* [Given data]

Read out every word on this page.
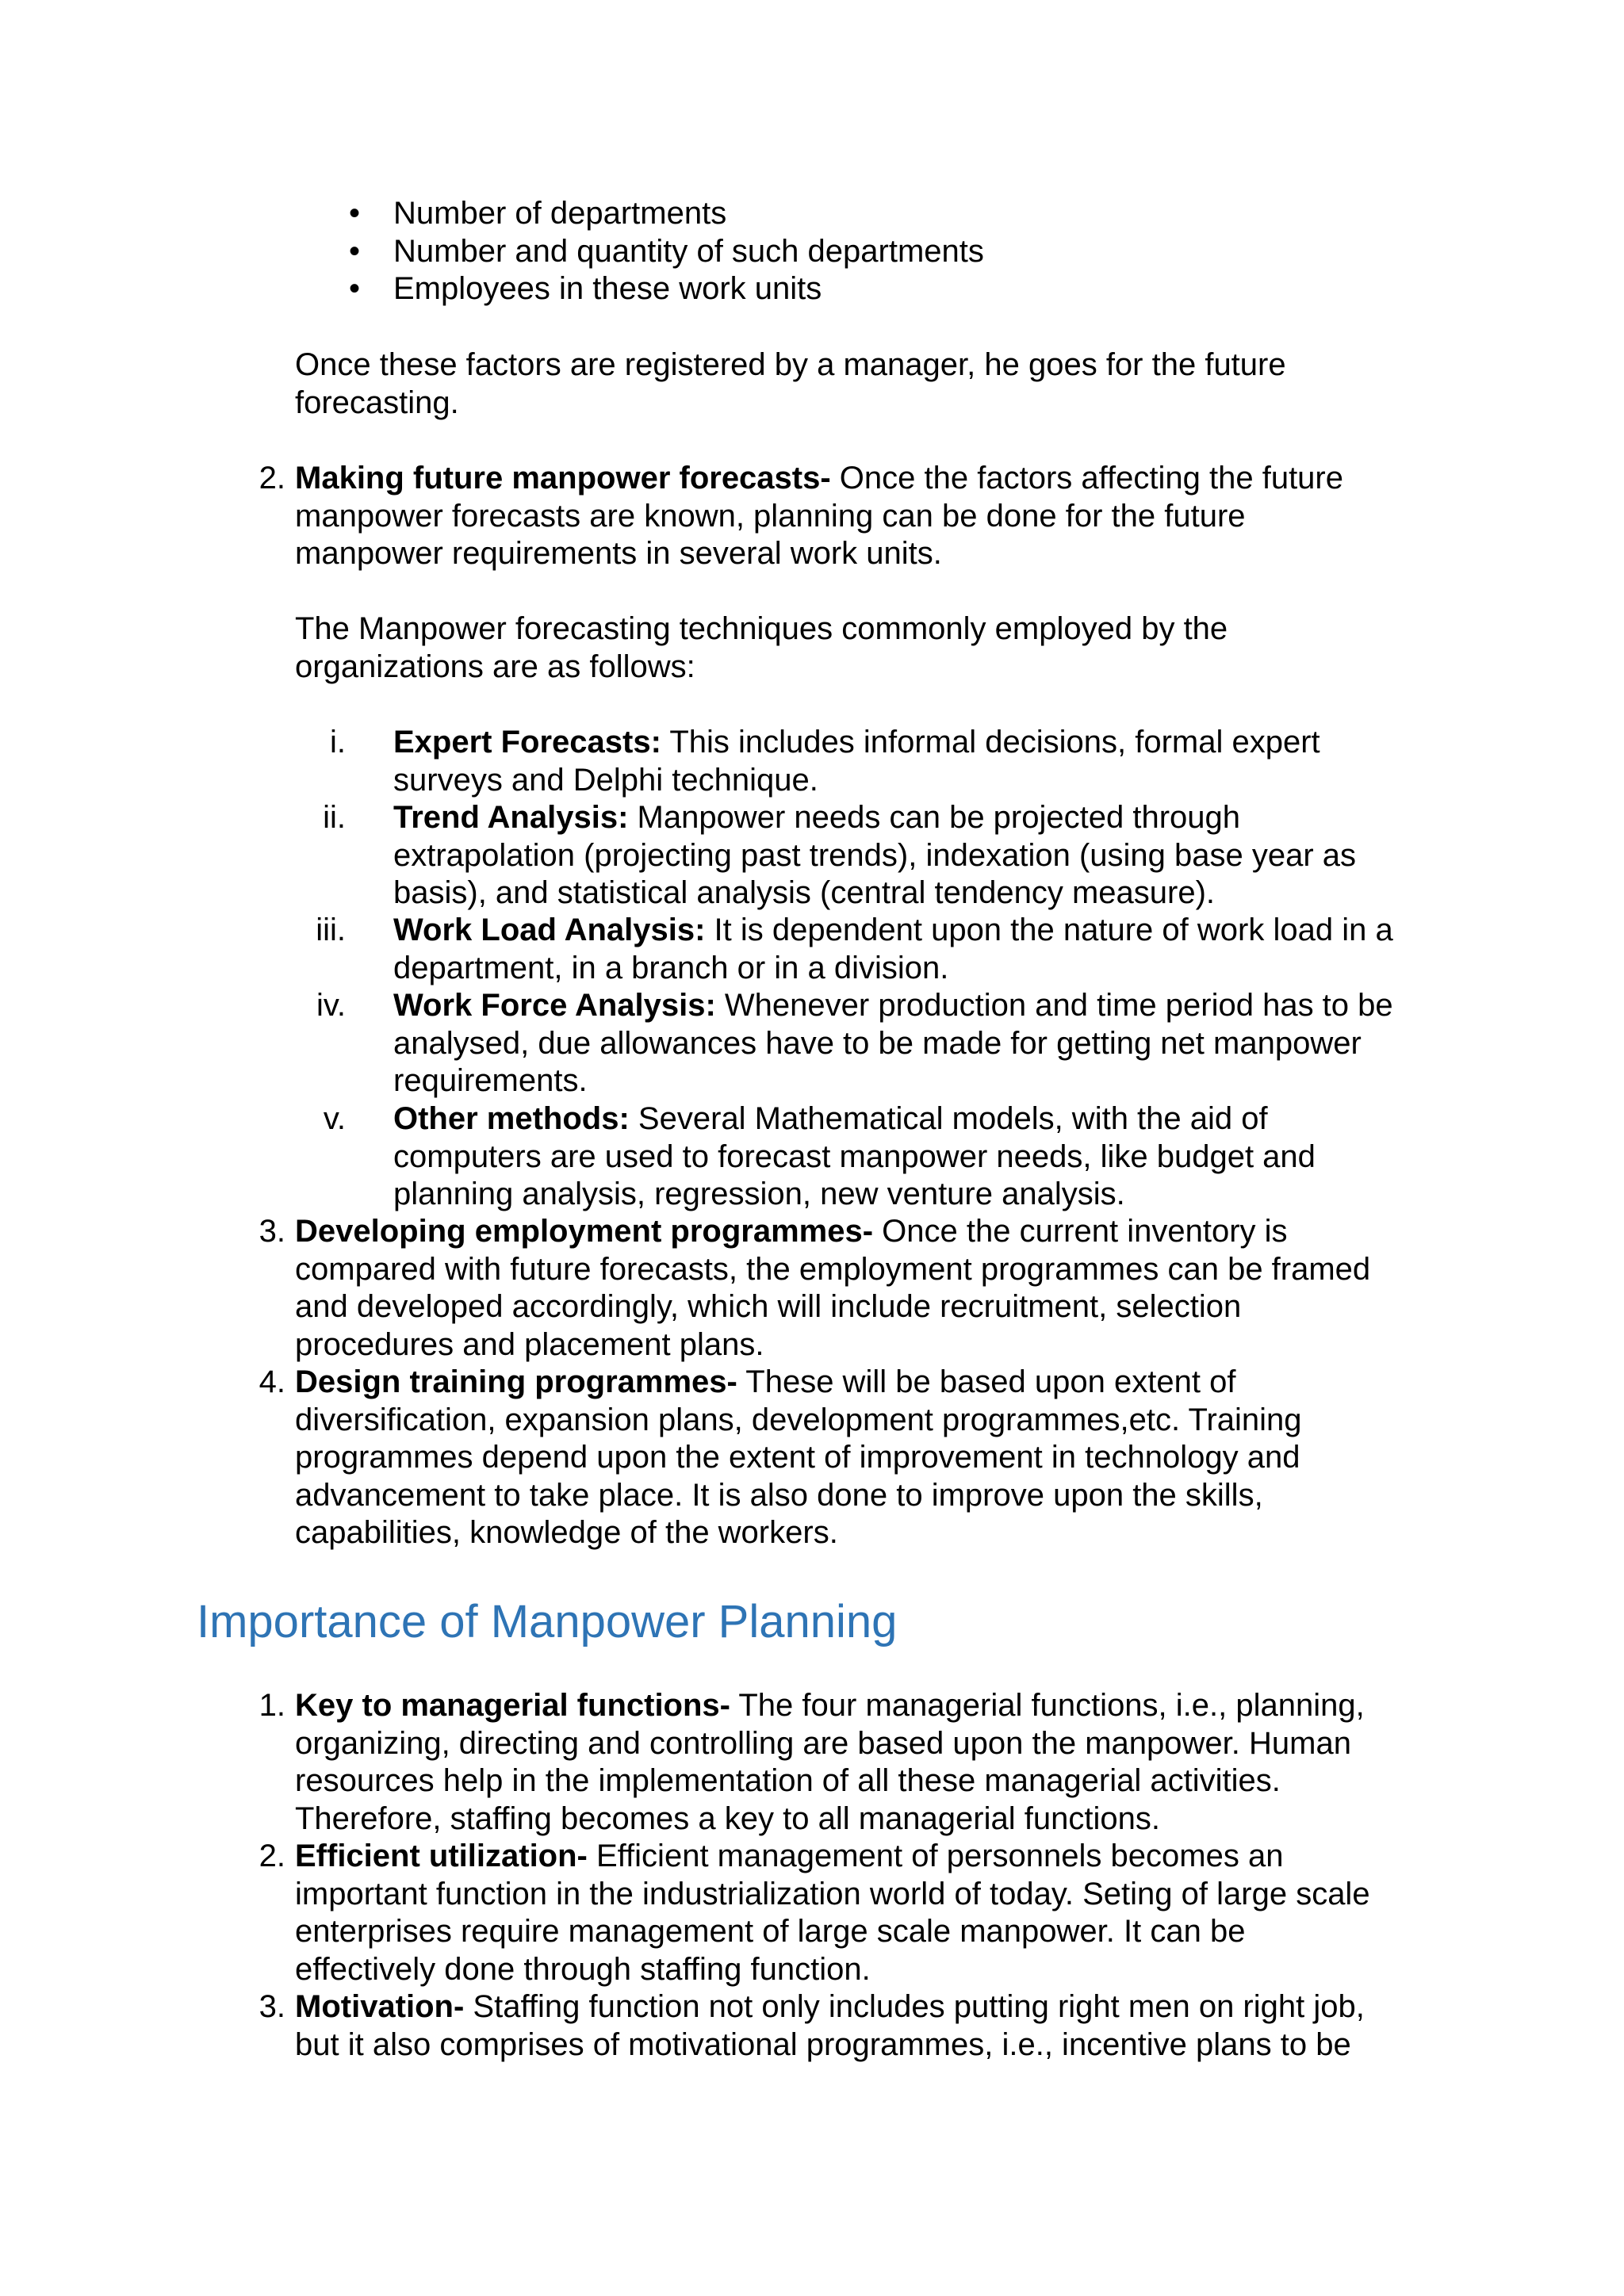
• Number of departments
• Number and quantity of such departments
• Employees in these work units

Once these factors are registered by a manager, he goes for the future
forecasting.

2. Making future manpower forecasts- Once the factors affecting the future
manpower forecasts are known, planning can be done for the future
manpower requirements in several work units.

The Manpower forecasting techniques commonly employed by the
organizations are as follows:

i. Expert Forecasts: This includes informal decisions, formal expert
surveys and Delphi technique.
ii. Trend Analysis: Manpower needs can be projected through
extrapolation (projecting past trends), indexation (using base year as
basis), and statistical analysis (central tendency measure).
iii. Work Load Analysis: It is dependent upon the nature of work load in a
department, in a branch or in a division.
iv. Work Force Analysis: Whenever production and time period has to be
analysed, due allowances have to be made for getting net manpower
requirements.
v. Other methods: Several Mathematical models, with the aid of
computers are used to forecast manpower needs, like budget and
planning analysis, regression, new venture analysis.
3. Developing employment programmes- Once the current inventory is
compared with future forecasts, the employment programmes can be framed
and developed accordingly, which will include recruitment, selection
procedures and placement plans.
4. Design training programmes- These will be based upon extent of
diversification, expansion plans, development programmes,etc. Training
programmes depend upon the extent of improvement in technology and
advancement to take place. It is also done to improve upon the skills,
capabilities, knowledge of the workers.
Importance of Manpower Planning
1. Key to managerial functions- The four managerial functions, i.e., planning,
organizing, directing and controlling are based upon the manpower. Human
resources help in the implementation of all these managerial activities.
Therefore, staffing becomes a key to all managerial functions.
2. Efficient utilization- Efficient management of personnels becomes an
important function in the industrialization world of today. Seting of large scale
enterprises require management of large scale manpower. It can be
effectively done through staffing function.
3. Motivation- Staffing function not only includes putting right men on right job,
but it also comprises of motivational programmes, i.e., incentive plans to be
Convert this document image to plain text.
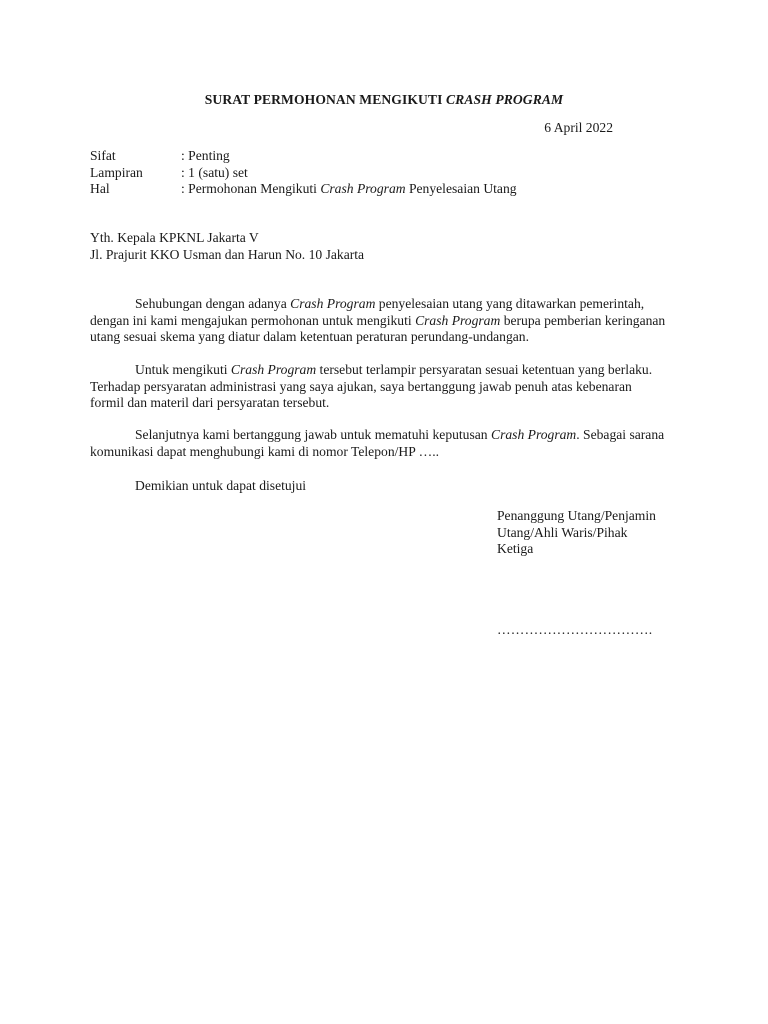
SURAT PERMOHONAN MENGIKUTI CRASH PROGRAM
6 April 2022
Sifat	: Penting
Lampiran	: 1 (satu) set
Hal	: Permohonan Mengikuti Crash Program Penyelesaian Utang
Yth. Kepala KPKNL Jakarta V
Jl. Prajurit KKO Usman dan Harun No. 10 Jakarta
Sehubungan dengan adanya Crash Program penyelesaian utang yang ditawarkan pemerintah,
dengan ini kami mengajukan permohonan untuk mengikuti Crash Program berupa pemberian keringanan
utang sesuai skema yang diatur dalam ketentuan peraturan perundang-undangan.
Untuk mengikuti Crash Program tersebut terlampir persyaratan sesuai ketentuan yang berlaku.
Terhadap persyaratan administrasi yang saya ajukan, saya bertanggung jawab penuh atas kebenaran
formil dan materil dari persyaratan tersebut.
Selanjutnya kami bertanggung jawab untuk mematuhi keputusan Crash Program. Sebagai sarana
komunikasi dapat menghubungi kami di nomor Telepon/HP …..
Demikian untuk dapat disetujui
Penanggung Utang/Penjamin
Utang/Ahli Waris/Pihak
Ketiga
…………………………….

* [The task]
Find each line with the string "Once" and copy it out.

* [Expected answer]
Once these factors are registered by a manager, he goes for the future
2. Making future manpower forecasts- Once the factors affecting the future
3. Developing employment programmes- Once the current inventory is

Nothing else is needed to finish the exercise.